Data records
--- begin ---

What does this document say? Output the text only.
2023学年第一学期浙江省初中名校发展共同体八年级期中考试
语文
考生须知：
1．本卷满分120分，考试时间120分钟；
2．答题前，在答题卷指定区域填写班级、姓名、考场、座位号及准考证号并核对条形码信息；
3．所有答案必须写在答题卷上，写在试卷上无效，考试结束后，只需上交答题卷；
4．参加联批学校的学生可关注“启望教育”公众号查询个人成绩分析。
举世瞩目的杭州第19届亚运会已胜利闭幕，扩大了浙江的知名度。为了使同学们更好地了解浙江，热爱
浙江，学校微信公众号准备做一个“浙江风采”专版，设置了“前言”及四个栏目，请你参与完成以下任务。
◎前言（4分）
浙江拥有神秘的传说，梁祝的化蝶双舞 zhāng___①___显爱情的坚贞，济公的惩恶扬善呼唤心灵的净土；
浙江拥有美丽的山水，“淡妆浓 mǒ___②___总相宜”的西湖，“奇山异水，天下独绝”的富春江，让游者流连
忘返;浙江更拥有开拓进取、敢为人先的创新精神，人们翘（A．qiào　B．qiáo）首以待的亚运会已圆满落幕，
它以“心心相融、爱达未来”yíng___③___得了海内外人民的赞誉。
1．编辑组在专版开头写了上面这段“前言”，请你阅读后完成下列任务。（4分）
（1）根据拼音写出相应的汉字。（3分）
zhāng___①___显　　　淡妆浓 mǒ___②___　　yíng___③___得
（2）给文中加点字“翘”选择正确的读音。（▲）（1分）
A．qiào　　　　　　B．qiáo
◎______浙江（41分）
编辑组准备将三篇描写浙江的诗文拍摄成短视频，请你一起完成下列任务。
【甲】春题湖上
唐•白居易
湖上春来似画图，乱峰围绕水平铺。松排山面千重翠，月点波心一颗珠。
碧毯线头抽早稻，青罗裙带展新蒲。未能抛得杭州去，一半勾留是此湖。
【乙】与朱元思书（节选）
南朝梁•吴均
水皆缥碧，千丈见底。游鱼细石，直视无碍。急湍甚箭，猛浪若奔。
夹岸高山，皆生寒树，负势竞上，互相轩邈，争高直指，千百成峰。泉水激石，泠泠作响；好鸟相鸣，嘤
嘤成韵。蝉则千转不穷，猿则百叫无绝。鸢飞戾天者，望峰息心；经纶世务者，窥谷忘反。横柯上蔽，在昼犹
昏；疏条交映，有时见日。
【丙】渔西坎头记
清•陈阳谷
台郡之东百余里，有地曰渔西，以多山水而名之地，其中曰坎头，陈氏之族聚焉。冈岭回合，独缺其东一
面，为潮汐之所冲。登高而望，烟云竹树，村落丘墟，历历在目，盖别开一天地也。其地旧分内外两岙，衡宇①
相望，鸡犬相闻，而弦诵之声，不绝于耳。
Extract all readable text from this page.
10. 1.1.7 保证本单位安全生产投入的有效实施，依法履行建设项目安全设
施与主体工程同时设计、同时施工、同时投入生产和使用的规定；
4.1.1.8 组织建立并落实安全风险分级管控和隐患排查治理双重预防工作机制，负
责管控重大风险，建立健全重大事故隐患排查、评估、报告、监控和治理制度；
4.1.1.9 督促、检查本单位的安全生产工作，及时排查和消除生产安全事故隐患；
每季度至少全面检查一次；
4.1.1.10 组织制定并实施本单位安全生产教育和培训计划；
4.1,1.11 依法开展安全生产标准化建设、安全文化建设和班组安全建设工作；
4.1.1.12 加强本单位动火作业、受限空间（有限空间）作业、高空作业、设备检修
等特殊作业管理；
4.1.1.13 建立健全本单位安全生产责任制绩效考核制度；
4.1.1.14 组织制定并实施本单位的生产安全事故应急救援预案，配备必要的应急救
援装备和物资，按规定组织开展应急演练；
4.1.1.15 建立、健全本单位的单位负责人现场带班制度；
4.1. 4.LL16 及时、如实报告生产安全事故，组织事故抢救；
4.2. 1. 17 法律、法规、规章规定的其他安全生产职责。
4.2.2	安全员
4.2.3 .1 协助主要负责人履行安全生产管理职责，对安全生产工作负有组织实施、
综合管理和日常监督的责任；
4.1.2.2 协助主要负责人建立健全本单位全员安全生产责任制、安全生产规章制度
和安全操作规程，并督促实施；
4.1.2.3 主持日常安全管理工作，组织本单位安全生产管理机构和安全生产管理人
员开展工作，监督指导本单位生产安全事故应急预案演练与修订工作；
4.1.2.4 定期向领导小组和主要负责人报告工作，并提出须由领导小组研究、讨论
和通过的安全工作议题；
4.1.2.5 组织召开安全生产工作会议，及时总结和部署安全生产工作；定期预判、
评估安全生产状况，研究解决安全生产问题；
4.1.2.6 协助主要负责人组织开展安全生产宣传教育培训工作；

--- end ---

AIM: Gather all lines from the records above in which "text" appears.

EXERCISE OUTPUT:
What does this document say? Output the text only.
Extract all readable text from this page.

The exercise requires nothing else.